• [Your instructions]:
Reproduce the listing below in full and without alteration, apart from its pictures.

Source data

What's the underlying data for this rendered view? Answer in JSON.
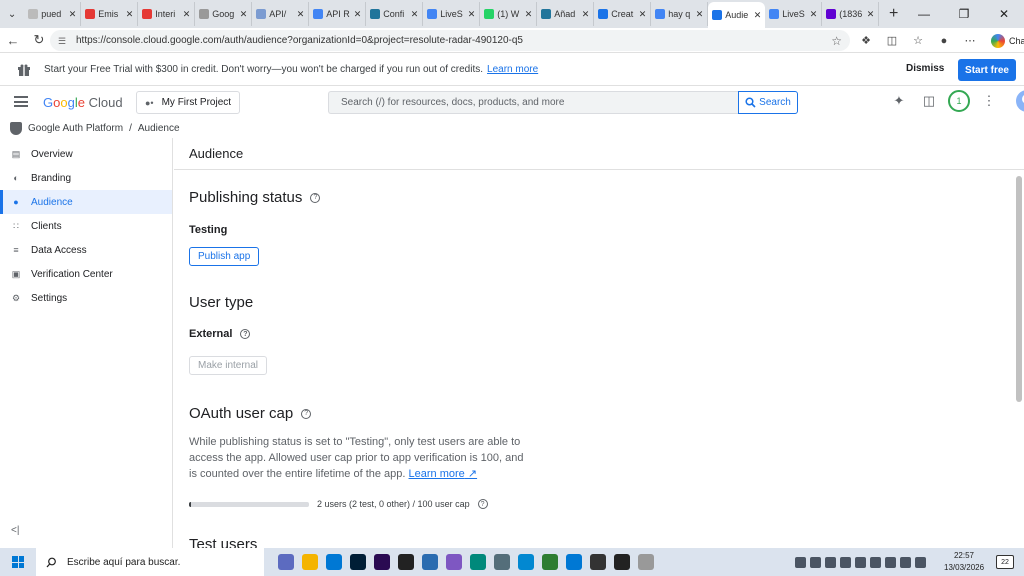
{
  "browser": {
    "tabs": [
      {
        "label": "pued",
        "color": "#bbb"
      },
      {
        "label": "Emis",
        "color": "#e53935"
      },
      {
        "label": "Interi",
        "color": "#e53935"
      },
      {
        "label": "Goog",
        "color": "#999"
      },
      {
        "label": "API/",
        "color": "#7b9bd1"
      },
      {
        "label": "API R",
        "color": "#4285f4"
      },
      {
        "label": "Confi",
        "color": "#21759b"
      },
      {
        "label": "LiveS",
        "color": "#4285f4"
      },
      {
        "label": "(1) W",
        "color": "#25d366"
      },
      {
        "label": "Añad",
        "color": "#21759b"
      },
      {
        "label": "Creat",
        "color": "#1a73e8"
      },
      {
        "label": "hay q",
        "color": "#4285f4"
      },
      {
        "label": "Audie",
        "color": "#1a73e8",
        "active": true
      },
      {
        "label": "LiveS",
        "color": "#4285f4"
      },
      {
        "label": "(1836",
        "color": "#6001d2"
      }
    ],
    "url": "https://console.cloud.google.com/auth/audience?organizationId=0&project=resolute-radar-490120-q5",
    "chat_label": "Chat"
  },
  "banner": {
    "text": "Start your Free Trial with $300 in credit. Don't worry—you won't be charged if you run out of credits.",
    "link": "Learn more",
    "dismiss": "Dismiss",
    "start_free": "Start free"
  },
  "header": {
    "logo_google": "Google",
    "logo_cloud": "Cloud",
    "project": "My First Project",
    "search_placeholder": "Search (/) for resources, docs, products, and more",
    "search_button": "Search",
    "notification_count": "1"
  },
  "breadcrumb": {
    "root": "Google Auth Platform",
    "separator": "/",
    "current": "Audience"
  },
  "sidebar": {
    "items": [
      {
        "label": "Overview",
        "icon": "overview-icon"
      },
      {
        "label": "Branding",
        "icon": "palette-icon"
      },
      {
        "label": "Audience",
        "icon": "person-icon",
        "active": true
      },
      {
        "label": "Clients",
        "icon": "grid-icon"
      },
      {
        "label": "Data Access",
        "icon": "data-access-icon"
      },
      {
        "label": "Verification Center",
        "icon": "verification-icon"
      },
      {
        "label": "Settings",
        "icon": "gear-icon"
      }
    ],
    "collapse": "<|"
  },
  "main": {
    "page_title": "Audience",
    "publishing": {
      "heading": "Publishing status",
      "status": "Testing",
      "button": "Publish app"
    },
    "user_type": {
      "heading": "User type",
      "value": "External",
      "button": "Make internal"
    },
    "cap": {
      "heading": "OAuth user cap",
      "paragraph": "While publishing status is set to \"Testing\", only test users are able to access the app. Allowed user cap prior to app verification is 100, and is counted over the entire lifetime of the app.",
      "link": "Learn more",
      "usage_text": "2 users (2 test, 0 other) / 100 user cap",
      "usage_fraction": 0.02
    },
    "test_users_heading": "Test users"
  },
  "taskbar": {
    "search_placeholder": "Escribe aquí para buscar.",
    "time": "22:57",
    "date": "13/03/2026",
    "notifications": "22",
    "apps": [
      "#5c6bc0",
      "#f4b400",
      "#0078d4",
      "#001e36",
      "#2a0a52",
      "#222",
      "#2b6cb0",
      "#7e57c2",
      "#00897b",
      "#546e7a",
      "#0288d1",
      "#2e7d32",
      "#0078d4",
      "#333",
      "#222",
      "#999"
    ]
  }
}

• [Task answer]:
What's the underlying data for this rendered view? Answer in JSON.
{
  "browser": {
    "tabs": [
      {
        "label": "pued",
        "color": "#bbb"
      },
      {
        "label": "Emis",
        "color": "#e53935"
      },
      {
        "label": "Interi",
        "color": "#e53935"
      },
      {
        "label": "Goog",
        "color": "#999"
      },
      {
        "label": "API/",
        "color": "#7b9bd1"
      },
      {
        "label": "API R",
        "color": "#4285f4"
      },
      {
        "label": "Confi",
        "color": "#21759b"
      },
      {
        "label": "LiveS",
        "color": "#4285f4"
      },
      {
        "label": "(1) W",
        "color": "#25d366"
      },
      {
        "label": "Añad",
        "color": "#21759b"
      },
      {
        "label": "Creat",
        "color": "#1a73e8"
      },
      {
        "label": "hay q",
        "color": "#4285f4"
      },
      {
        "label": "Audie",
        "color": "#1a73e8",
        "active": true
      },
      {
        "label": "LiveS",
        "color": "#4285f4"
      },
      {
        "label": "(1836",
        "color": "#6001d2"
      }
    ],
    "url": "https://console.cloud.google.com/auth/audience?organizationId=0&project=resolute-radar-490120-q5",
    "chat_label": "Chat"
  },
  "banner": {
    "text": "Start your Free Trial with $300 in credit. Don't worry—you won't be charged if you run out of credits.",
    "link": "Learn more",
    "dismiss": "Dismiss",
    "start_free": "Start free"
  },
  "header": {
    "logo_google": "Google",
    "logo_cloud": "Cloud",
    "project": "My First Project",
    "search_placeholder": "Search (/) for resources, docs, products, and more",
    "search_button": "Search",
    "notification_count": "1"
  },
  "breadcrumb": {
    "root": "Google Auth Platform",
    "separator": "/",
    "current": "Audience"
  },
  "sidebar": {
    "items": [
      {
        "label": "Overview",
        "icon": "overview-icon"
      },
      {
        "label": "Branding",
        "icon": "palette-icon"
      },
      {
        "label": "Audience",
        "icon": "person-icon",
        "active": true
      },
      {
        "label": "Clients",
        "icon": "grid-icon"
      },
      {
        "label": "Data Access",
        "icon": "data-access-icon"
      },
      {
        "label": "Verification Center",
        "icon": "verification-icon"
      },
      {
        "label": "Settings",
        "icon": "gear-icon"
      }
    ],
    "collapse": "<|"
  },
  "main": {
    "page_title": "Audience",
    "publishing": {
      "heading": "Publishing status",
      "status": "Testing",
      "button": "Publish app"
    },
    "user_type": {
      "heading": "User type",
      "value": "External",
      "button": "Make internal"
    },
    "cap": {
      "heading": "OAuth user cap",
      "paragraph": "While publishing status is set to \"Testing\", only test users are able to access the app. Allowed user cap prior to app verification is 100, and is counted over the entire lifetime of the app.",
      "link": "Learn more",
      "usage_text": "2 users (2 test, 0 other) / 100 user cap",
      "usage_fraction": 0.02
    },
    "test_users_heading": "Test users"
  },
  "taskbar": {
    "search_placeholder": "Escribe aquí para buscar.",
    "time": "22:57",
    "date": "13/03/2026",
    "notifications": "22",
    "apps": [
      "#5c6bc0",
      "#f4b400",
      "#0078d4",
      "#001e36",
      "#2a0a52",
      "#222",
      "#2b6cb0",
      "#7e57c2",
      "#00897b",
      "#546e7a",
      "#0288d1",
      "#2e7d32",
      "#0078d4",
      "#333",
      "#222",
      "#999"
    ]
  }
}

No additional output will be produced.